» Problem
State how many lines in the entries below contain "megtekintés". Write nothing but the number.

» Given information
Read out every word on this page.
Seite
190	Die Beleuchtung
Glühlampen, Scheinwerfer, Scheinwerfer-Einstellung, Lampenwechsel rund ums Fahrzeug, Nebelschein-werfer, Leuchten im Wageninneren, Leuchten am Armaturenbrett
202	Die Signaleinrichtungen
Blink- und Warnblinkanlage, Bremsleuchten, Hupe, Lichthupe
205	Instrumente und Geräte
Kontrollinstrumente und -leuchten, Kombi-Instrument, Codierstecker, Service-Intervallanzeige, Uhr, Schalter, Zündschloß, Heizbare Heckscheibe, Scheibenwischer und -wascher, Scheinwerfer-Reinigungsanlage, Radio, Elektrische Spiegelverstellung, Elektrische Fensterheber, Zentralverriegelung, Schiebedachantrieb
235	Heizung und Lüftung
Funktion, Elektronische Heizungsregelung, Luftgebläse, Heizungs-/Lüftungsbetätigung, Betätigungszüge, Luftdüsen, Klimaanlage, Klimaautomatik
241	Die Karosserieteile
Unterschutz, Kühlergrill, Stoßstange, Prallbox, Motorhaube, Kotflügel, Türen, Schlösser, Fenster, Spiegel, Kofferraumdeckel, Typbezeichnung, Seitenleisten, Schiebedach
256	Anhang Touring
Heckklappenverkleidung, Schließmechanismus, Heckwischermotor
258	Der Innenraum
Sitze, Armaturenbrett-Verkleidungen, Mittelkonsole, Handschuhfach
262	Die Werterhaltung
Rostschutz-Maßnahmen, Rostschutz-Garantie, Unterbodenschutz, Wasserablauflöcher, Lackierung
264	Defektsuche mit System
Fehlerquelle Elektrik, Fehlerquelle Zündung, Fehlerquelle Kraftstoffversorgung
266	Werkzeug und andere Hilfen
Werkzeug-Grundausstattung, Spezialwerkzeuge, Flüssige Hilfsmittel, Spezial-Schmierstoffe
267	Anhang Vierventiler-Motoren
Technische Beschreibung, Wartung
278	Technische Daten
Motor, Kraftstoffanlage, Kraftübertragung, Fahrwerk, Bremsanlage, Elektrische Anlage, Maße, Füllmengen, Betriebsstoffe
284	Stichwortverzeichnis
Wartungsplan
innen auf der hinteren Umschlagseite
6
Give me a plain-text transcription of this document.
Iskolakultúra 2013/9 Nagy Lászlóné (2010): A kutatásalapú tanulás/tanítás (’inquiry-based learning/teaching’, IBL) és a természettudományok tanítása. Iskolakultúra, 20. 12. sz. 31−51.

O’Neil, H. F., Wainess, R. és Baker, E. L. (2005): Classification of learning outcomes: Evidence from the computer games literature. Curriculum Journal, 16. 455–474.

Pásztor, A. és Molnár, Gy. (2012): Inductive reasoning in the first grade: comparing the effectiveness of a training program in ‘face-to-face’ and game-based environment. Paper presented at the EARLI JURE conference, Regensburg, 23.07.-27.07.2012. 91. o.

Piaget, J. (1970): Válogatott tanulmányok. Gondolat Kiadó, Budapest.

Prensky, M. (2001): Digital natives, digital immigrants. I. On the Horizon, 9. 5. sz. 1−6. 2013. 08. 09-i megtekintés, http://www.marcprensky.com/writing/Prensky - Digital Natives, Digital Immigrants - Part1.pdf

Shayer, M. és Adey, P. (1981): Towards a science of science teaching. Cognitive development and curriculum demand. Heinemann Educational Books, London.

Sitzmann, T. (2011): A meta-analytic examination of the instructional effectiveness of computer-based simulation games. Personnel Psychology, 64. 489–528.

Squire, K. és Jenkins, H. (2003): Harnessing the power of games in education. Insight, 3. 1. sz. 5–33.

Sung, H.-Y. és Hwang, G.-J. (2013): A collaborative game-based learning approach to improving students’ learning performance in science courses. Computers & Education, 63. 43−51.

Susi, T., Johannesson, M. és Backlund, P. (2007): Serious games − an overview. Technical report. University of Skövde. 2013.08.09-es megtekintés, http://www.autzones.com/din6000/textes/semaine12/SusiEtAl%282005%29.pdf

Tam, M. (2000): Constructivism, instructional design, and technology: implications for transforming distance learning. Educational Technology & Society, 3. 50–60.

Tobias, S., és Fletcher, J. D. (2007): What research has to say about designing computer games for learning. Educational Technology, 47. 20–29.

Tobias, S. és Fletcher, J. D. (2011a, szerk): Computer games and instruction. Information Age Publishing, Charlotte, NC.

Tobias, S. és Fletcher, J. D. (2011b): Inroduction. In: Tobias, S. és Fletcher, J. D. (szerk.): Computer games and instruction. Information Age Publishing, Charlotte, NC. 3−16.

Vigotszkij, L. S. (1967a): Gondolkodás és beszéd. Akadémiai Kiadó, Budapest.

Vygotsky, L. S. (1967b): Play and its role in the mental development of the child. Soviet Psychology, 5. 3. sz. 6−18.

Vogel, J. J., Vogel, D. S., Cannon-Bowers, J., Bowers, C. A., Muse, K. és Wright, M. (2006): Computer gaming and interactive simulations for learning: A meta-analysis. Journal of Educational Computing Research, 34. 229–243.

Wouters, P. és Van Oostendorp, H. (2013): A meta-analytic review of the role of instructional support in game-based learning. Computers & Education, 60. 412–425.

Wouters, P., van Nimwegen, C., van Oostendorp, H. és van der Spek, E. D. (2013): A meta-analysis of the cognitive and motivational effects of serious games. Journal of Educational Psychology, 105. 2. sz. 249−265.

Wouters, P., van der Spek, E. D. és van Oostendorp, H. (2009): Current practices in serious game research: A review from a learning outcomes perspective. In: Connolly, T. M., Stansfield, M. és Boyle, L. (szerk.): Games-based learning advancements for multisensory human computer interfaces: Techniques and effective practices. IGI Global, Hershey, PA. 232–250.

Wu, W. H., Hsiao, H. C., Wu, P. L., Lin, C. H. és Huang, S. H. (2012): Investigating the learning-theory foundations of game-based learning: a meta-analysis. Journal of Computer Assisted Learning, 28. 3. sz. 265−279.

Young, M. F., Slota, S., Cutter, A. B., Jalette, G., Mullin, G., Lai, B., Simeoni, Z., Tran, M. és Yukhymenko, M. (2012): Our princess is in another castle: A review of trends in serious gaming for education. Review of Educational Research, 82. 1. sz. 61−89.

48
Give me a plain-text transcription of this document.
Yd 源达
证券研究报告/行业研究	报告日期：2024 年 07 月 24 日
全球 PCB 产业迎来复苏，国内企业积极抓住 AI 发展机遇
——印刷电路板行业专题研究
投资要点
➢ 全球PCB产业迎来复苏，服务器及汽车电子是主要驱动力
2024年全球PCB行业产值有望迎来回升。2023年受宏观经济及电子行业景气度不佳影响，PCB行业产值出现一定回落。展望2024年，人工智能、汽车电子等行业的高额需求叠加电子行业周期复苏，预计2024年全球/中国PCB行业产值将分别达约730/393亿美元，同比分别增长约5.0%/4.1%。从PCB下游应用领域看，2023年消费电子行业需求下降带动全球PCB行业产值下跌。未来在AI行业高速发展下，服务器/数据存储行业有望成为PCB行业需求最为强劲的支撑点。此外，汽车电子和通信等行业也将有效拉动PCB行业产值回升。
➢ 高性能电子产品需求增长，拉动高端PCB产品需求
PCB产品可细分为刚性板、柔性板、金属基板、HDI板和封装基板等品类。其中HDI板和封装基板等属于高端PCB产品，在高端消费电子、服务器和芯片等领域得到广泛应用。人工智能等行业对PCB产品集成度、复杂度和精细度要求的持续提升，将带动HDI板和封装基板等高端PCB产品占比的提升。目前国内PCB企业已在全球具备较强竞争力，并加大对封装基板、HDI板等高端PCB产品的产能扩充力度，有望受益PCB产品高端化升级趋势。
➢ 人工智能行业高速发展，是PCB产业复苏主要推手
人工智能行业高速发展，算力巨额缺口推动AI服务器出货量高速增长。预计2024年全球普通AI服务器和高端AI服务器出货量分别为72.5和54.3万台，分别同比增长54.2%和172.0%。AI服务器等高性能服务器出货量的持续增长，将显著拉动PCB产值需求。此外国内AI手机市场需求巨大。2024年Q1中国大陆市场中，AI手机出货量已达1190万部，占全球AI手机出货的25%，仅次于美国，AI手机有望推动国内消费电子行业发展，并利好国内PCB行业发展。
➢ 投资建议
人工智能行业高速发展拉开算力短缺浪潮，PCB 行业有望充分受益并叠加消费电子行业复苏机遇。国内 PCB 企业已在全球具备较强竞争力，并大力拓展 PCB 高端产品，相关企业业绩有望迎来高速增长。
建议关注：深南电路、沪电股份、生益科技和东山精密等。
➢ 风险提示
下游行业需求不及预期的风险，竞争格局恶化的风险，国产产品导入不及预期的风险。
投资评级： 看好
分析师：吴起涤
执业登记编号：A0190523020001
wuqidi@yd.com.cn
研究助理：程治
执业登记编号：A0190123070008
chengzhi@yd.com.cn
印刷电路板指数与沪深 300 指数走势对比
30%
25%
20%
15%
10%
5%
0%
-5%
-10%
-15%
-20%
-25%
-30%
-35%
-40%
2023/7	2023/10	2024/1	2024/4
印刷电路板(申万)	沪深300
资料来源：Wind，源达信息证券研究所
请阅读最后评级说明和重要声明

» Result of this task
2